● **LISTED ENTRIES**:

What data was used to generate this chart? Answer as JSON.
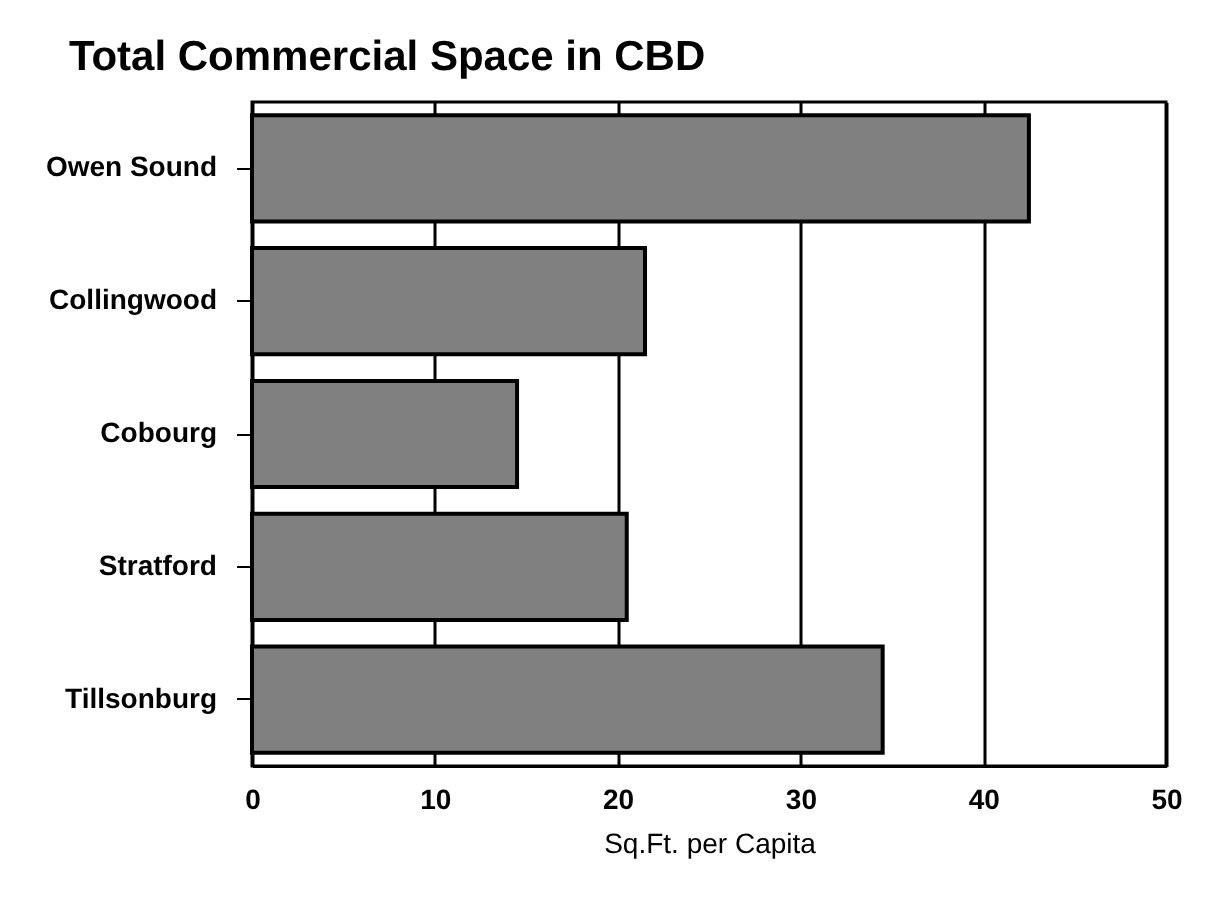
{
  "chart_data": {
    "type": "bar",
    "orientation": "horizontal",
    "title": "Total Commercial Space in CBD",
    "xlabel": "Sq.Ft. per Capita",
    "categories": [
      "Owen Sound",
      "Collingwood",
      "Cobourg",
      "Stratford",
      "Tillsonburg"
    ],
    "values": [
      42.5,
      21.5,
      14.5,
      20.5,
      34.5
    ],
    "color": "#808080",
    "xlim": [
      0,
      50
    ],
    "xticks": [
      0,
      10,
      20,
      30,
      40,
      50
    ],
    "grid": "x"
  }
}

● **EXERCISE DESCRIPTION**:
Leave images out of the retyped records; keep all else exact.

● **CORRECT RESPONSE**:
What data was used to generate this chart? Answer as JSON.
{
  "chart_data": {
    "type": "bar",
    "orientation": "horizontal",
    "title": "Total Commercial Space in CBD",
    "xlabel": "Sq.Ft. per Capita",
    "categories": [
      "Owen Sound",
      "Collingwood",
      "Cobourg",
      "Stratford",
      "Tillsonburg"
    ],
    "values": [
      42.5,
      21.5,
      14.5,
      20.5,
      34.5
    ],
    "color": "#808080",
    "xlim": [
      0,
      50
    ],
    "xticks": [
      0,
      10,
      20,
      30,
      40,
      50
    ],
    "grid": "x"
  }
}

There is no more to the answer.